• _STATED EXERCISE_: Will you transcribe the entries that follow, exactly and in full?
□ □ □ □ □ □ □
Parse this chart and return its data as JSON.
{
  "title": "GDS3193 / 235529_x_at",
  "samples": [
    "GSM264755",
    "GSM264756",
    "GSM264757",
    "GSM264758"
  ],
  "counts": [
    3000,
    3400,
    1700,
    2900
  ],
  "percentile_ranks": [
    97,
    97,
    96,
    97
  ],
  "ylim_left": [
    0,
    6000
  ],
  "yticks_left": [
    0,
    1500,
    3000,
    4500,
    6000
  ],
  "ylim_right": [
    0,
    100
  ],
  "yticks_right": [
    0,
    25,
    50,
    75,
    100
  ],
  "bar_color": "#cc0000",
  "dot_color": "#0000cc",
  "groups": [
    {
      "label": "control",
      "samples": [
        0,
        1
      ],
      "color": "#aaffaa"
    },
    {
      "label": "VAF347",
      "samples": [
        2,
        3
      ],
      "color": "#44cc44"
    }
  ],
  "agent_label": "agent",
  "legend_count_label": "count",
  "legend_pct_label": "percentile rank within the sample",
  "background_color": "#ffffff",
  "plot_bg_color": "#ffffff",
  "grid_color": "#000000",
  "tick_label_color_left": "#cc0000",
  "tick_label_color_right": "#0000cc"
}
□ □ □ □ □ □ □
• _EXERCISE RESPONSE_:
Parse this chart and return its data as JSON.
{
  "title": "GDS3193 / 235529_x_at",
  "samples": [
    "GSM264755",
    "GSM264756",
    "GSM264757",
    "GSM264758"
  ],
  "counts": [
    3000,
    3400,
    1700,
    2900
  ],
  "percentile_ranks": [
    97,
    97,
    96,
    97
  ],
  "ylim_left": [
    0,
    6000
  ],
  "yticks_left": [
    0,
    1500,
    3000,
    4500,
    6000
  ],
  "ylim_right": [
    0,
    100
  ],
  "yticks_right": [
    0,
    25,
    50,
    75,
    100
  ],
  "bar_color": "#cc0000",
  "dot_color": "#0000cc",
  "groups": [
    {
      "label": "control",
      "samples": [
        0,
        1
      ],
      "color": "#aaffaa"
    },
    {
      "label": "VAF347",
      "samples": [
        2,
        3
      ],
      "color": "#44cc44"
    }
  ],
  "agent_label": "agent",
  "legend_count_label": "count",
  "legend_pct_label": "percentile rank within the sample",
  "background_color": "#ffffff",
  "plot_bg_color": "#ffffff",
  "grid_color": "#000000",
  "tick_label_color_left": "#cc0000",
  "tick_label_color_right": "#0000cc"
}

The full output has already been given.